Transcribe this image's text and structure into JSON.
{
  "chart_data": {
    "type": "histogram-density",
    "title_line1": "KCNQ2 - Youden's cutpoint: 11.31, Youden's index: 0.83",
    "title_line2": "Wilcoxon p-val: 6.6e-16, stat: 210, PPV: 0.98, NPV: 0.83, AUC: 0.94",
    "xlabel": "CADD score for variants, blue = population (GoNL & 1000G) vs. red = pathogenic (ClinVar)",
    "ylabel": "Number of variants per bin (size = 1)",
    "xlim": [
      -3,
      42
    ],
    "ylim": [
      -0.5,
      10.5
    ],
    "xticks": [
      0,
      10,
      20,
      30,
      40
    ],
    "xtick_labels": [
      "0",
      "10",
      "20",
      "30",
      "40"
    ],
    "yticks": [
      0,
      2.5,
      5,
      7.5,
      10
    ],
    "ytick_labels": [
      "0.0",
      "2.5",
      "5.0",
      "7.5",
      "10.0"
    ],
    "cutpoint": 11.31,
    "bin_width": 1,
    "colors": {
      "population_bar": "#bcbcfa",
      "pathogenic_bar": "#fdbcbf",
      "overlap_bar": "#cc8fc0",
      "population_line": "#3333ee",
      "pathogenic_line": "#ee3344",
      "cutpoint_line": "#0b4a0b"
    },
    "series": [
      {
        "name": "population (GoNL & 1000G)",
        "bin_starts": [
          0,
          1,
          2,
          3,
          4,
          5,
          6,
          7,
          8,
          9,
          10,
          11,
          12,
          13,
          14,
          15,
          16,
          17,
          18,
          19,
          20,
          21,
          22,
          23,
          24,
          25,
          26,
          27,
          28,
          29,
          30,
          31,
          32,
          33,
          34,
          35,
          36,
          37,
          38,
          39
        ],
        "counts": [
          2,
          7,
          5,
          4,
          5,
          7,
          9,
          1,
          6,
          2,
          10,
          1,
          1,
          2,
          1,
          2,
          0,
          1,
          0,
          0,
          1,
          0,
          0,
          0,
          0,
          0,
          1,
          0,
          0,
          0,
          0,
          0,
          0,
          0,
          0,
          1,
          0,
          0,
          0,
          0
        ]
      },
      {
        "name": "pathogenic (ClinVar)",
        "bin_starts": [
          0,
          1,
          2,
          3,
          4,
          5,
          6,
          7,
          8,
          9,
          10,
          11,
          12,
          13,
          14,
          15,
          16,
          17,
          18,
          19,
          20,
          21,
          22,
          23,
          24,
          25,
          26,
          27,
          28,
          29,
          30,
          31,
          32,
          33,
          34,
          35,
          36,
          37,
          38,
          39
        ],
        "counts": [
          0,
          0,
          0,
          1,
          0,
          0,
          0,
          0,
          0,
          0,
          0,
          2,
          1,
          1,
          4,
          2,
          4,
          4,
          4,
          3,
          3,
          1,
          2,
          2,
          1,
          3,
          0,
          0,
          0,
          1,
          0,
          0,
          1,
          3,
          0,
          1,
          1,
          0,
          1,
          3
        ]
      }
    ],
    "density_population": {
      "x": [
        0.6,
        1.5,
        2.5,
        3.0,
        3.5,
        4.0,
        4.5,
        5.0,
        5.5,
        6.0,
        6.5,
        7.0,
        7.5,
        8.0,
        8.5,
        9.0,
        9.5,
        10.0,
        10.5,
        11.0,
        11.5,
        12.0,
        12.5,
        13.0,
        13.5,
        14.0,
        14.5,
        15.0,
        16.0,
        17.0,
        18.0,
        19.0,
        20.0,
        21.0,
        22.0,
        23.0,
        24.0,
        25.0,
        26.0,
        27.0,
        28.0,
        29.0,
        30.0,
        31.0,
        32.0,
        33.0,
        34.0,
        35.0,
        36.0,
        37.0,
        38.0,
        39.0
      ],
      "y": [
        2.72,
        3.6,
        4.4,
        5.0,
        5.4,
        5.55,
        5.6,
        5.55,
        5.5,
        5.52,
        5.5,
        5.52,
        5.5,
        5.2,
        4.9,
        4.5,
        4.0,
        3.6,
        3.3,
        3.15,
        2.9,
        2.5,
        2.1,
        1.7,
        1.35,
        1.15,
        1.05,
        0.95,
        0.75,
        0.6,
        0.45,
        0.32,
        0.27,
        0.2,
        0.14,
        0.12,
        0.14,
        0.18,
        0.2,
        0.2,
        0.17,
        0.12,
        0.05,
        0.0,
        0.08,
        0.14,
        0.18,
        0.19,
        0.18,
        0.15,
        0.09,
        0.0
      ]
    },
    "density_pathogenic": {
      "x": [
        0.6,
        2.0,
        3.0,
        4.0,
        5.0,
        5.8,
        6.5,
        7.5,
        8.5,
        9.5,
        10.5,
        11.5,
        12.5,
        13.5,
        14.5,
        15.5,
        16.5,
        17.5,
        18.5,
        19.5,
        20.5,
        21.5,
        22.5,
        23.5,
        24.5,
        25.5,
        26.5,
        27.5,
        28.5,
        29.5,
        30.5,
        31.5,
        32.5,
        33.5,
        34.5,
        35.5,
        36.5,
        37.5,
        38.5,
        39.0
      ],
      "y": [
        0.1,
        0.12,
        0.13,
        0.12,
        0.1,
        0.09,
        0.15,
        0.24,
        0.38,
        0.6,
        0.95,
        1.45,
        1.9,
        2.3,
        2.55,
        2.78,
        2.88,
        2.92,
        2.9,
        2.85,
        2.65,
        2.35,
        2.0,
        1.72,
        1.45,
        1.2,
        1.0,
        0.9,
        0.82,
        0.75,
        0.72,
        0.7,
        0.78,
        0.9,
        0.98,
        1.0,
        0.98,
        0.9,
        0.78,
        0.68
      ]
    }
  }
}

- - -

Could you copy out all of the records above exactly?

Transcribe this image's text and structure into JSON.
{
  "chart_data": {
    "type": "histogram-density",
    "title_line1": "KCNQ2 - Youden's cutpoint: 11.31, Youden's index: 0.83",
    "title_line2": "Wilcoxon p-val: 6.6e-16, stat: 210, PPV: 0.98, NPV: 0.83, AUC: 0.94",
    "xlabel": "CADD score for variants, blue = population (GoNL & 1000G) vs. red = pathogenic (ClinVar)",
    "ylabel": "Number of variants per bin (size = 1)",
    "xlim": [
      -3,
      42
    ],
    "ylim": [
      -0.5,
      10.5
    ],
    "xticks": [
      0,
      10,
      20,
      30,
      40
    ],
    "xtick_labels": [
      "0",
      "10",
      "20",
      "30",
      "40"
    ],
    "yticks": [
      0,
      2.5,
      5,
      7.5,
      10
    ],
    "ytick_labels": [
      "0.0",
      "2.5",
      "5.0",
      "7.5",
      "10.0"
    ],
    "cutpoint": 11.31,
    "bin_width": 1,
    "colors": {
      "population_bar": "#bcbcfa",
      "pathogenic_bar": "#fdbcbf",
      "overlap_bar": "#cc8fc0",
      "population_line": "#3333ee",
      "pathogenic_line": "#ee3344",
      "cutpoint_line": "#0b4a0b"
    },
    "series": [
      {
        "name": "population (GoNL & 1000G)",
        "bin_starts": [
          0,
          1,
          2,
          3,
          4,
          5,
          6,
          7,
          8,
          9,
          10,
          11,
          12,
          13,
          14,
          15,
          16,
          17,
          18,
          19,
          20,
          21,
          22,
          23,
          24,
          25,
          26,
          27,
          28,
          29,
          30,
          31,
          32,
          33,
          34,
          35,
          36,
          37,
          38,
          39
        ],
        "counts": [
          2,
          7,
          5,
          4,
          5,
          7,
          9,
          1,
          6,
          2,
          10,
          1,
          1,
          2,
          1,
          2,
          0,
          1,
          0,
          0,
          1,
          0,
          0,
          0,
          0,
          0,
          1,
          0,
          0,
          0,
          0,
          0,
          0,
          0,
          0,
          1,
          0,
          0,
          0,
          0
        ]
      },
      {
        "name": "pathogenic (ClinVar)",
        "bin_starts": [
          0,
          1,
          2,
          3,
          4,
          5,
          6,
          7,
          8,
          9,
          10,
          11,
          12,
          13,
          14,
          15,
          16,
          17,
          18,
          19,
          20,
          21,
          22,
          23,
          24,
          25,
          26,
          27,
          28,
          29,
          30,
          31,
          32,
          33,
          34,
          35,
          36,
          37,
          38,
          39
        ],
        "counts": [
          0,
          0,
          0,
          1,
          0,
          0,
          0,
          0,
          0,
          0,
          0,
          2,
          1,
          1,
          4,
          2,
          4,
          4,
          4,
          3,
          3,
          1,
          2,
          2,
          1,
          3,
          0,
          0,
          0,
          1,
          0,
          0,
          1,
          3,
          0,
          1,
          1,
          0,
          1,
          3
        ]
      }
    ],
    "density_population": {
      "x": [
        0.6,
        1.5,
        2.5,
        3.0,
        3.5,
        4.0,
        4.5,
        5.0,
        5.5,
        6.0,
        6.5,
        7.0,
        7.5,
        8.0,
        8.5,
        9.0,
        9.5,
        10.0,
        10.5,
        11.0,
        11.5,
        12.0,
        12.5,
        13.0,
        13.5,
        14.0,
        14.5,
        15.0,
        16.0,
        17.0,
        18.0,
        19.0,
        20.0,
        21.0,
        22.0,
        23.0,
        24.0,
        25.0,
        26.0,
        27.0,
        28.0,
        29.0,
        30.0,
        31.0,
        32.0,
        33.0,
        34.0,
        35.0,
        36.0,
        37.0,
        38.0,
        39.0
      ],
      "y": [
        2.72,
        3.6,
        4.4,
        5.0,
        5.4,
        5.55,
        5.6,
        5.55,
        5.5,
        5.52,
        5.5,
        5.52,
        5.5,
        5.2,
        4.9,
        4.5,
        4.0,
        3.6,
        3.3,
        3.15,
        2.9,
        2.5,
        2.1,
        1.7,
        1.35,
        1.15,
        1.05,
        0.95,
        0.75,
        0.6,
        0.45,
        0.32,
        0.27,
        0.2,
        0.14,
        0.12,
        0.14,
        0.18,
        0.2,
        0.2,
        0.17,
        0.12,
        0.05,
        0.0,
        0.08,
        0.14,
        0.18,
        0.19,
        0.18,
        0.15,
        0.09,
        0.0
      ]
    },
    "density_pathogenic": {
      "x": [
        0.6,
        2.0,
        3.0,
        4.0,
        5.0,
        5.8,
        6.5,
        7.5,
        8.5,
        9.5,
        10.5,
        11.5,
        12.5,
        13.5,
        14.5,
        15.5,
        16.5,
        17.5,
        18.5,
        19.5,
        20.5,
        21.5,
        22.5,
        23.5,
        24.5,
        25.5,
        26.5,
        27.5,
        28.5,
        29.5,
        30.5,
        31.5,
        32.5,
        33.5,
        34.5,
        35.5,
        36.5,
        37.5,
        38.5,
        39.0
      ],
      "y": [
        0.1,
        0.12,
        0.13,
        0.12,
        0.1,
        0.09,
        0.15,
        0.24,
        0.38,
        0.6,
        0.95,
        1.45,
        1.9,
        2.3,
        2.55,
        2.78,
        2.88,
        2.92,
        2.9,
        2.85,
        2.65,
        2.35,
        2.0,
        1.72,
        1.45,
        1.2,
        1.0,
        0.9,
        0.82,
        0.75,
        0.72,
        0.7,
        0.78,
        0.9,
        0.98,
        1.0,
        0.98,
        0.9,
        0.78,
        0.68
      ]
    }
  }
}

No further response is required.